Rows from a figure dataset
▬▬▬▬▬▬▬▬▬▬
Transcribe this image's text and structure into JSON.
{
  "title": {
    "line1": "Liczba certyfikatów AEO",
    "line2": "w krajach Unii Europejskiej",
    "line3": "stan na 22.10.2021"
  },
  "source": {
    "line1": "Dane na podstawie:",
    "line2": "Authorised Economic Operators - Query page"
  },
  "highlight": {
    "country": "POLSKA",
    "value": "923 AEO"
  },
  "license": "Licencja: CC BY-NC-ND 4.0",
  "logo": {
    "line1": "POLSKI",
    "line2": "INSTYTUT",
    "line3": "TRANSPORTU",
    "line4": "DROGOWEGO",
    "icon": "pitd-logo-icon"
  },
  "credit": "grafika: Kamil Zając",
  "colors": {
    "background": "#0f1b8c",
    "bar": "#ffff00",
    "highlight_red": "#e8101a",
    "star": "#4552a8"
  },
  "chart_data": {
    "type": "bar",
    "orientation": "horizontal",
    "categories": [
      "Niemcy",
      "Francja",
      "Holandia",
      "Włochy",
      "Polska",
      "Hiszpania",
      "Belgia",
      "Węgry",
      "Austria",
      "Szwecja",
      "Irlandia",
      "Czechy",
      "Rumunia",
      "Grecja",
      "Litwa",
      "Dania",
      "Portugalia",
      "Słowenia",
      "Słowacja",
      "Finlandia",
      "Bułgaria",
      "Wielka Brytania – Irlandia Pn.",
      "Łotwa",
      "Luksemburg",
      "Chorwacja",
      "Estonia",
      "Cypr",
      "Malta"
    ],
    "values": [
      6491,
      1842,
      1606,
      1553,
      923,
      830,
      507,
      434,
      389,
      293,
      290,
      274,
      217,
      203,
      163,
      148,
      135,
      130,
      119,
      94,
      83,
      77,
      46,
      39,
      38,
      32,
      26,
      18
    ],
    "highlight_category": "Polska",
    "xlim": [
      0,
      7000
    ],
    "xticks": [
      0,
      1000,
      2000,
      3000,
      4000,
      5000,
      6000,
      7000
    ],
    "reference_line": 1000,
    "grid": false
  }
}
▬▬▬▬▬▬▬▬▬▬
WHAT YOU NEED TO DO – Search the entries for the word "Irlandia" and gather every line where it appears.

TASK RESULT –
      "Irlandia",
      "Wielka Brytania – Irlandia Pn.",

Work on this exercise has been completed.